What to do -> Whenever a line below holds the word "person", copy that line.

Entries shown ->
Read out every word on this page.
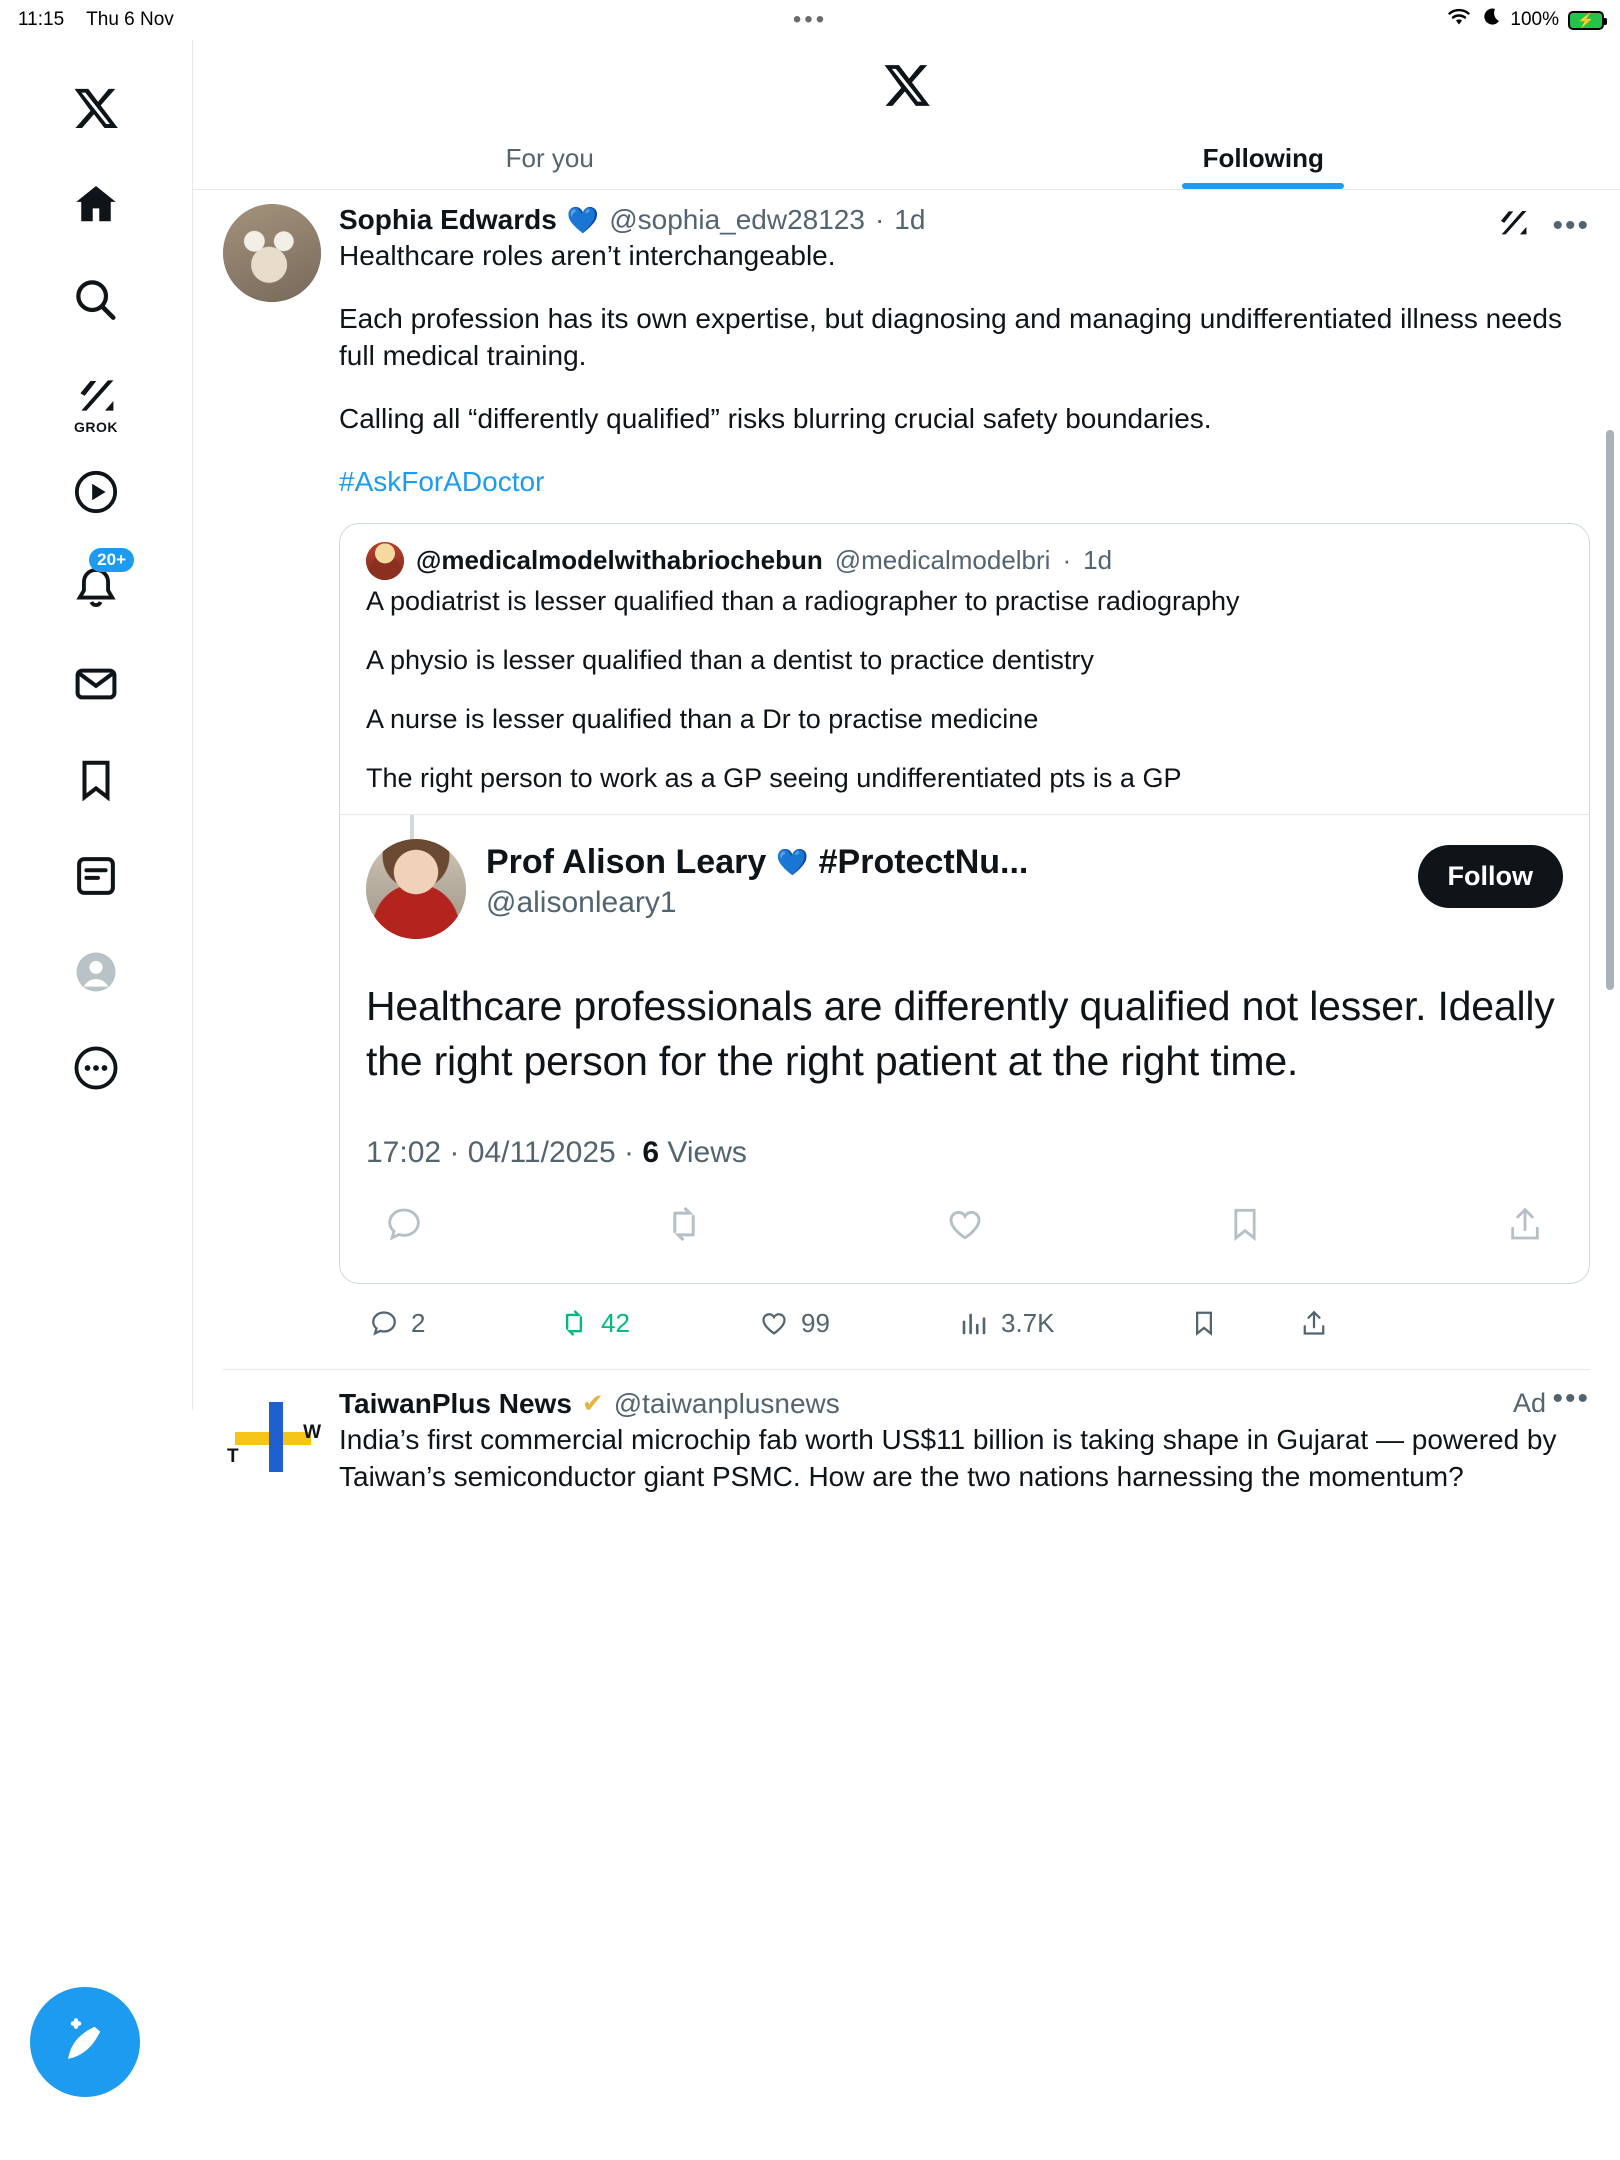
11:15 Thu 6 Nov	•••	100% ⚡
GROK
20+
For you	Following
Sophia Edwards 💙 @sophia_edw28123 · 1d

Healthcare roles aren’t interchangeable.

Each profession has its own expertise, but diagnosing and managing undifferentiated illness needs full medical training.

Calling all “differently qualified” risks blurring crucial safety boundaries.

#AskForADoctor

@medicalmodelwithabriochebun @medicalmodelbri · 1d

A podiatrist is lesser qualified than a radiographer to practise radiography

A physio is lesser qualified than a dentist to practice dentistry

A nurse is lesser qualified than a Dr to practise medicine

The right person to work as a GP seeing undifferentiated pts is a GP

Prof Alison Leary 💙 #ProtectNu...
@alisonleary1
Follow
Healthcare professionals are differently qualified not lesser. Ideally the right person for the right patient at the right time.
17:02 · 04/11/2025 · 6 Views
2	42	99	3.7K
•••
T
W
TaiwanPlus News ✔ @taiwanplusnews

India’s first commercial microchip fab worth US$11 billion is taking shape in Gujarat — powered by Taiwan’s semiconductor giant PSMC. How are the two nations harnessing the momentum?

Ad •••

Solution for this problem ->
The right person to work as a GP seeing undifferentiated pts is a GP
Healthcare professionals are differently qualified not lesser. Ideally the right person for the right patient at the right time.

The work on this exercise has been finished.